__THE DATA__:
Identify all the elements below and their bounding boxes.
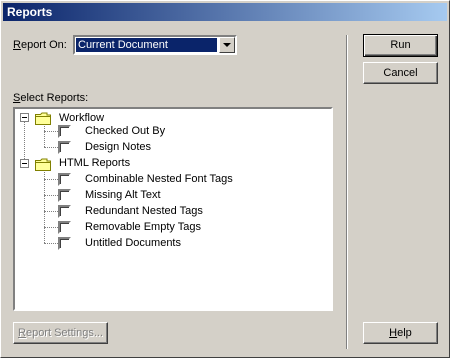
folder-icon (35, 112, 51, 125)
group-label-html-reports[interactable]: HTML Reports (59, 157, 130, 169)
title-bar[interactable]: Reports (3, 3, 447, 21)
checkbox-design-notes[interactable] (58, 141, 71, 154)
folder-icon (35, 158, 51, 171)
vertical-divider (346, 35, 348, 349)
report-on-label: Report On: (13, 39, 67, 51)
report-item-redundant-nested-tags[interactable]: Redundant Nested Tags (85, 205, 203, 217)
group-label-workflow[interactable]: Workflow (59, 112, 104, 124)
chevron-down-icon[interactable] (219, 37, 235, 53)
report-item-combinable-nested-font-tags[interactable]: Combinable Nested Font Tags (85, 173, 233, 185)
report-item-untitled-documents[interactable]: Untitled Documents (85, 237, 181, 249)
checkbox-redundant-nested-tags[interactable] (58, 205, 71, 218)
help-button[interactable]: Help (363, 322, 438, 344)
report-item-checked-out-by[interactable]: Checked Out By (85, 125, 165, 137)
checkbox-untitled-documents[interactable] (58, 237, 71, 250)
report-item-removable-empty-tags[interactable]: Removable Empty Tags (85, 221, 201, 233)
checkbox-missing-alt-text[interactable] (58, 189, 71, 202)
window-title: Reports (7, 5, 53, 19)
reports-tree[interactable]: Workflow Checked Out By Design Notes HTM… (13, 107, 333, 311)
report-settings-button[interactable]: Report Settings... (13, 322, 108, 344)
minus-box-icon[interactable] (20, 113, 29, 122)
minus-box-icon[interactable] (20, 159, 29, 168)
report-on-selected-value: Current Document (76, 38, 217, 52)
checkbox-checked-out-by[interactable] (58, 125, 71, 138)
cancel-button[interactable]: Cancel (363, 62, 438, 84)
report-on-dropdown[interactable]: Current Document (73, 35, 237, 55)
select-reports-label: Select Reports: (13, 92, 89, 104)
checkbox-combinable-nested-font-tags[interactable] (58, 173, 71, 186)
run-button[interactable]: Run (363, 34, 438, 57)
report-item-design-notes[interactable]: Design Notes (85, 141, 151, 153)
report-item-missing-alt-text[interactable]: Missing Alt Text (85, 189, 161, 201)
reports-dialog: Reports Report On: Current Document Sele… (0, 0, 450, 358)
checkbox-removable-empty-tags[interactable] (58, 221, 71, 234)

__EXERCISE DIRECTIONS__: Copy the records above line for line, without changing anything, and leave out the pictures.

__SOLUTION TO THIS EXERCISE__:
Identify all the elements below and their bounding boxes.
folder-icon (35, 112, 51, 125)
group-label-html-reports[interactable]: HTML Reports (59, 157, 130, 169)
title-bar[interactable]: Reports (3, 3, 447, 21)
checkbox-design-notes[interactable] (58, 141, 71, 154)
folder-icon (35, 158, 51, 171)
vertical-divider (346, 35, 348, 349)
report-on-label: Report On: (13, 39, 67, 51)
report-item-redundant-nested-tags[interactable]: Redundant Nested Tags (85, 205, 203, 217)
group-label-workflow[interactable]: Workflow (59, 112, 104, 124)
chevron-down-icon[interactable] (219, 37, 235, 53)
report-item-combinable-nested-font-tags[interactable]: Combinable Nested Font Tags (85, 173, 233, 185)
report-item-untitled-documents[interactable]: Untitled Documents (85, 237, 181, 249)
checkbox-redundant-nested-tags[interactable] (58, 205, 71, 218)
help-button[interactable]: Help (363, 322, 438, 344)
report-item-checked-out-by[interactable]: Checked Out By (85, 125, 165, 137)
checkbox-untitled-documents[interactable] (58, 237, 71, 250)
report-item-removable-empty-tags[interactable]: Removable Empty Tags (85, 221, 201, 233)
checkbox-missing-alt-text[interactable] (58, 189, 71, 202)
window-title: Reports (7, 5, 53, 19)
reports-tree[interactable]: Workflow Checked Out By Design Notes HTM… (13, 107, 333, 311)
report-settings-button[interactable]: Report Settings... (13, 322, 108, 344)
minus-box-icon[interactable] (20, 113, 29, 122)
minus-box-icon[interactable] (20, 159, 29, 168)
report-on-selected-value: Current Document (76, 38, 217, 52)
checkbox-checked-out-by[interactable] (58, 125, 71, 138)
cancel-button[interactable]: Cancel (363, 62, 438, 84)
report-on-dropdown[interactable]: Current Document (73, 35, 237, 55)
select-reports-label: Select Reports: (13, 92, 89, 104)
checkbox-combinable-nested-font-tags[interactable] (58, 173, 71, 186)
run-button[interactable]: Run (363, 34, 438, 57)
report-item-design-notes[interactable]: Design Notes (85, 141, 151, 153)
report-item-missing-alt-text[interactable]: Missing Alt Text (85, 189, 161, 201)
reports-dialog: Reports Report On: Current Document Sele… (0, 0, 450, 358)
checkbox-removable-empty-tags[interactable] (58, 221, 71, 234)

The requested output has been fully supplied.